Pull out all lines from the listing below in which the word "image" appears.

Information given —
-*-
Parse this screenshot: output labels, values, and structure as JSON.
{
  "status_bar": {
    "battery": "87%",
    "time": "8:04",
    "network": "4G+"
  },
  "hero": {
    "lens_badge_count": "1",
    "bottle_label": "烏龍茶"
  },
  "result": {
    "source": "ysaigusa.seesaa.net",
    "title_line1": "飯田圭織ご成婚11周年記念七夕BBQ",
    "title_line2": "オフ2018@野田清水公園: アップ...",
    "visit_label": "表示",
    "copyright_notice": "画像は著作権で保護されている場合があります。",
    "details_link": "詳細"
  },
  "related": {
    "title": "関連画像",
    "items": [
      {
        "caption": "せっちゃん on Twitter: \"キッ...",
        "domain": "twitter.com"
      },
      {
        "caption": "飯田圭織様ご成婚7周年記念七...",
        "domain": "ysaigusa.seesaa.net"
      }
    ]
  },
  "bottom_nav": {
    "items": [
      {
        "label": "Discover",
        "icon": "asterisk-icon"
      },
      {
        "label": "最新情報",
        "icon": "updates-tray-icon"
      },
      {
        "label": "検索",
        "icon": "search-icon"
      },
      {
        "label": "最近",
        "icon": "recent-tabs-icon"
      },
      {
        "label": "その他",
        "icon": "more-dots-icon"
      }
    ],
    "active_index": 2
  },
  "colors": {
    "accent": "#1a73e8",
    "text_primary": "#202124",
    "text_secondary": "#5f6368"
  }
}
-*-
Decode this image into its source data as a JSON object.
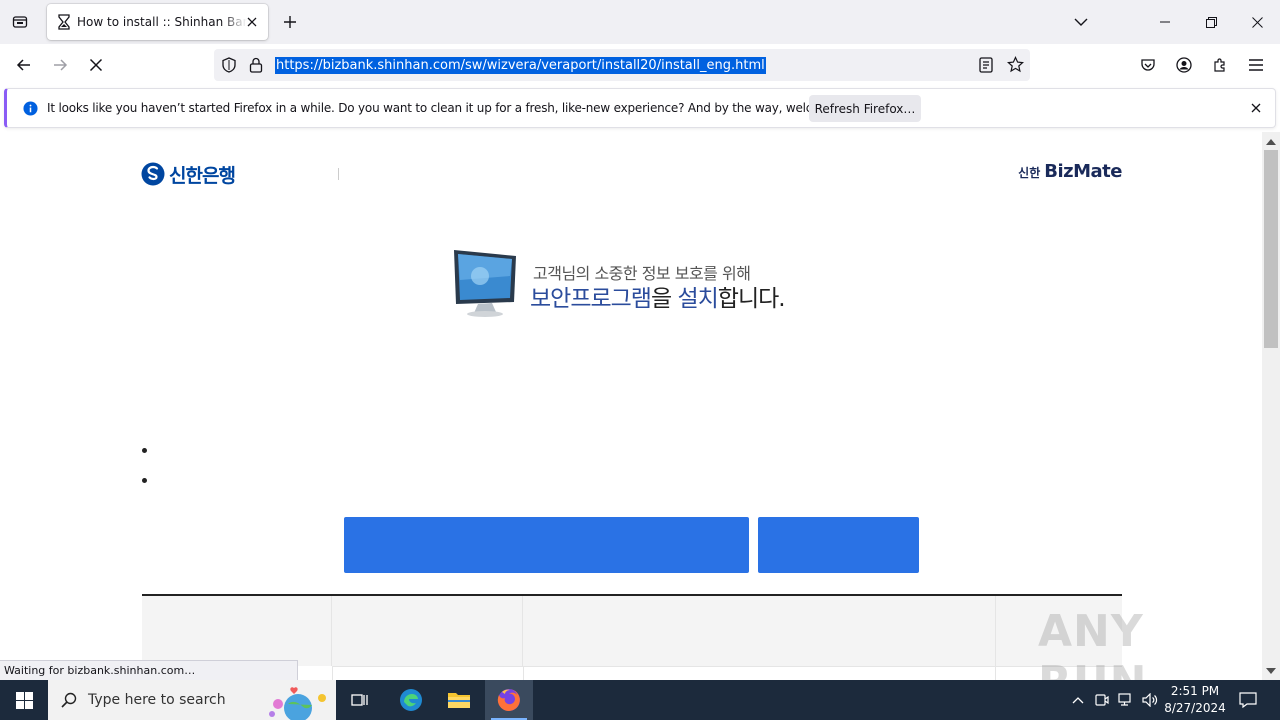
-*-
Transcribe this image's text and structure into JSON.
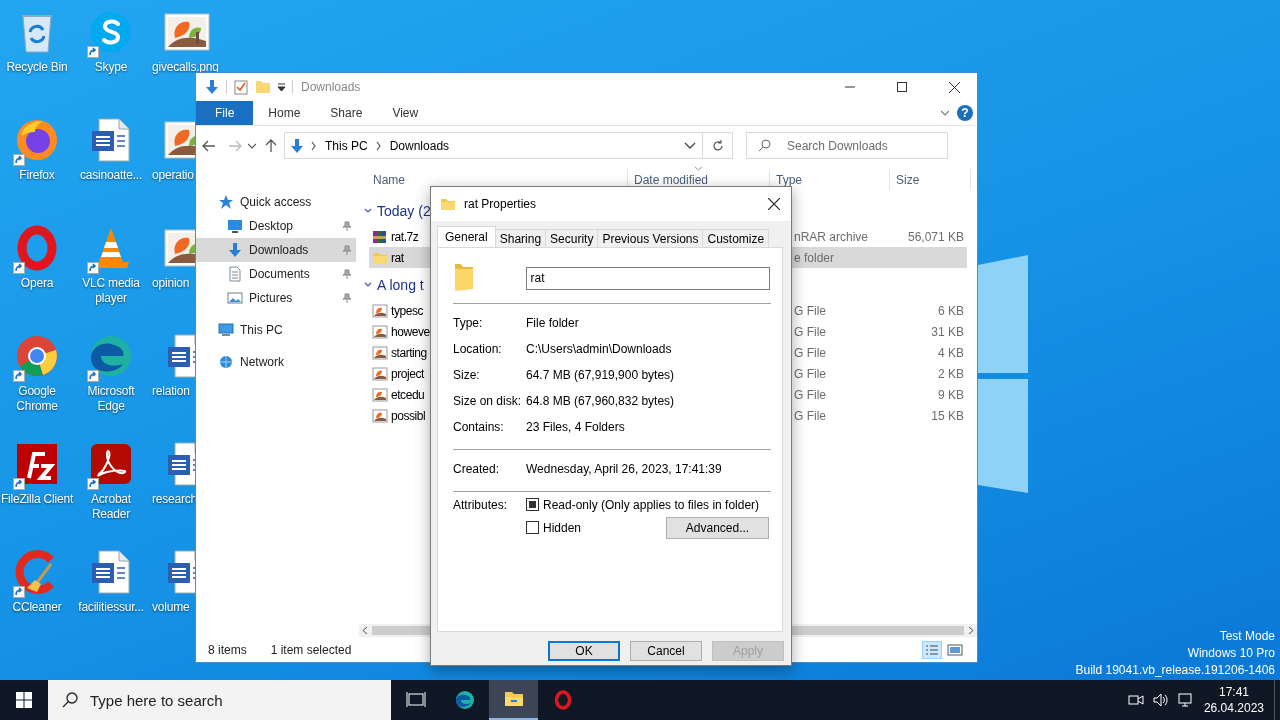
-*-
Output for this task —
Decode this image into its source data as a JSON object.
Transcribe this image's text and structure into JSON.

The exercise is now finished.